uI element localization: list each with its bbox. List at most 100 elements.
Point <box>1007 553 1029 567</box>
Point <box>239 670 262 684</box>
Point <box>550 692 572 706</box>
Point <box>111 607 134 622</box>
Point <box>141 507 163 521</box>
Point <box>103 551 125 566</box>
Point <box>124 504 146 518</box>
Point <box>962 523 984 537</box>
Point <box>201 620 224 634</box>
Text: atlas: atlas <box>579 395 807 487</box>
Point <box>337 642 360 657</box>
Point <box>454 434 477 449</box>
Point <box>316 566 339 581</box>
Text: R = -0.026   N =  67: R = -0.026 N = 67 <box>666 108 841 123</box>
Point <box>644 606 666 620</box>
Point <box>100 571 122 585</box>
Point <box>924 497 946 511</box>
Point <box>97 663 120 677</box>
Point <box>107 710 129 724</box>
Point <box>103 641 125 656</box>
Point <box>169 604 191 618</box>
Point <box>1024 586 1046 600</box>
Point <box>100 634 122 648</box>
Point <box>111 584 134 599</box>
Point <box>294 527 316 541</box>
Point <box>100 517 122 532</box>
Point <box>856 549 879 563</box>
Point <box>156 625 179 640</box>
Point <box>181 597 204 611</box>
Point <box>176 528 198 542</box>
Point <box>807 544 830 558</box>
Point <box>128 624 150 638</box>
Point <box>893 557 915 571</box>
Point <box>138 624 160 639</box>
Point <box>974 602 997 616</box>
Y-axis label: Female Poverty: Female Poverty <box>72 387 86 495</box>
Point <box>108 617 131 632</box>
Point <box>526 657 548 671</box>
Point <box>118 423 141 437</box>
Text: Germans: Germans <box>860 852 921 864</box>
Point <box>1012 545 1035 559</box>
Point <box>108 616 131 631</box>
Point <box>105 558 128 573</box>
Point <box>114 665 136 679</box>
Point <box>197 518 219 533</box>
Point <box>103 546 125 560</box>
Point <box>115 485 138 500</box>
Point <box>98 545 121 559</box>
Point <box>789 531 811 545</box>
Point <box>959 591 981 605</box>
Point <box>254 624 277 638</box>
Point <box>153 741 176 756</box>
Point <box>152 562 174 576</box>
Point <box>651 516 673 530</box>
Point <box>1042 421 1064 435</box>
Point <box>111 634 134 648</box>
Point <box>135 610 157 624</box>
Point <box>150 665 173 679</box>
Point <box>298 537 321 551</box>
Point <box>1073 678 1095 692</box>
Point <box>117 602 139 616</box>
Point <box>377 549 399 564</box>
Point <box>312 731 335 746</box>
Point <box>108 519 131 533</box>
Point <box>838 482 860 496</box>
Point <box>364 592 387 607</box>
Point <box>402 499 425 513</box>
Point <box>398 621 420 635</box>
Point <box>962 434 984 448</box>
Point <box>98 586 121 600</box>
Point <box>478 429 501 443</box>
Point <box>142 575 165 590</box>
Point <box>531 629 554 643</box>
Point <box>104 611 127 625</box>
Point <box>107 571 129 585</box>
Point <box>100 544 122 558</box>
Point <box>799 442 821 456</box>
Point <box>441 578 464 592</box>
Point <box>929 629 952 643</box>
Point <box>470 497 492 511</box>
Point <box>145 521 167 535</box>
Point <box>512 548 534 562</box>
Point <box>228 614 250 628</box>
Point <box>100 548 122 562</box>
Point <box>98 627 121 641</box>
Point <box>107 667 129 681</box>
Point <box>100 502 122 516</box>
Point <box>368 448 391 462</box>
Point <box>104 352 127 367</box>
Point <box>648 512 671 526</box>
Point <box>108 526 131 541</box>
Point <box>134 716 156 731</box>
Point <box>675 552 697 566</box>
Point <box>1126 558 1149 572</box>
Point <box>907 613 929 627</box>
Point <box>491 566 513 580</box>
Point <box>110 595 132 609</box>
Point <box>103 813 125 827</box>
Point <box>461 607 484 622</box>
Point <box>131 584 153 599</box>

• **SET EXERCISE**
Copy all of the material above word for word, line by line, in the same order.

• **ANSWER IN FULL**
uI element localization: list each with its bbox. List at most 100 elements.
Point <box>1007 553 1029 567</box>
Point <box>239 670 262 684</box>
Point <box>550 692 572 706</box>
Point <box>111 607 134 622</box>
Point <box>141 507 163 521</box>
Point <box>103 551 125 566</box>
Point <box>124 504 146 518</box>
Point <box>962 523 984 537</box>
Point <box>201 620 224 634</box>
Text: atlas: atlas <box>579 395 807 487</box>
Point <box>337 642 360 657</box>
Point <box>454 434 477 449</box>
Point <box>316 566 339 581</box>
Text: R = -0.026   N =  67: R = -0.026 N = 67 <box>666 108 841 123</box>
Point <box>644 606 666 620</box>
Point <box>100 571 122 585</box>
Point <box>924 497 946 511</box>
Point <box>97 663 120 677</box>
Point <box>107 710 129 724</box>
Point <box>103 641 125 656</box>
Point <box>169 604 191 618</box>
Point <box>1024 586 1046 600</box>
Point <box>100 634 122 648</box>
Point <box>111 584 134 599</box>
Point <box>294 527 316 541</box>
Point <box>100 517 122 532</box>
Point <box>856 549 879 563</box>
Point <box>156 625 179 640</box>
Point <box>181 597 204 611</box>
Point <box>176 528 198 542</box>
Point <box>807 544 830 558</box>
Point <box>128 624 150 638</box>
Point <box>893 557 915 571</box>
Point <box>138 624 160 639</box>
Point <box>974 602 997 616</box>
Y-axis label: Female Poverty: Female Poverty <box>72 387 86 495</box>
Point <box>108 617 131 632</box>
Point <box>526 657 548 671</box>
Point <box>118 423 141 437</box>
Text: Germans: Germans <box>860 852 921 864</box>
Point <box>1012 545 1035 559</box>
Point <box>108 616 131 631</box>
Point <box>105 558 128 573</box>
Point <box>114 665 136 679</box>
Point <box>197 518 219 533</box>
Point <box>103 546 125 560</box>
Point <box>115 485 138 500</box>
Point <box>98 545 121 559</box>
Point <box>789 531 811 545</box>
Point <box>959 591 981 605</box>
Point <box>254 624 277 638</box>
Point <box>153 741 176 756</box>
Point <box>152 562 174 576</box>
Point <box>651 516 673 530</box>
Point <box>1042 421 1064 435</box>
Point <box>111 634 134 648</box>
Point <box>135 610 157 624</box>
Point <box>150 665 173 679</box>
Point <box>298 537 321 551</box>
Point <box>1073 678 1095 692</box>
Point <box>117 602 139 616</box>
Point <box>377 549 399 564</box>
Point <box>312 731 335 746</box>
Point <box>108 519 131 533</box>
Point <box>838 482 860 496</box>
Point <box>364 592 387 607</box>
Point <box>402 499 425 513</box>
Point <box>398 621 420 635</box>
Point <box>962 434 984 448</box>
Point <box>98 586 121 600</box>
Point <box>478 429 501 443</box>
Point <box>142 575 165 590</box>
Point <box>531 629 554 643</box>
Point <box>104 611 127 625</box>
Point <box>107 571 129 585</box>
Point <box>100 544 122 558</box>
Point <box>799 442 821 456</box>
Point <box>441 578 464 592</box>
Point <box>929 629 952 643</box>
Point <box>470 497 492 511</box>
Point <box>145 521 167 535</box>
Point <box>512 548 534 562</box>
Point <box>228 614 250 628</box>
Point <box>100 548 122 562</box>
Point <box>98 627 121 641</box>
Point <box>107 667 129 681</box>
Point <box>100 502 122 516</box>
Point <box>368 448 391 462</box>
Point <box>104 352 127 367</box>
Point <box>648 512 671 526</box>
Point <box>108 526 131 541</box>
Point <box>134 716 156 731</box>
Point <box>675 552 697 566</box>
Point <box>1126 558 1149 572</box>
Point <box>907 613 929 627</box>
Point <box>491 566 513 580</box>
Point <box>110 595 132 609</box>
Point <box>103 813 125 827</box>
Point <box>461 607 484 622</box>
Point <box>131 584 153 599</box>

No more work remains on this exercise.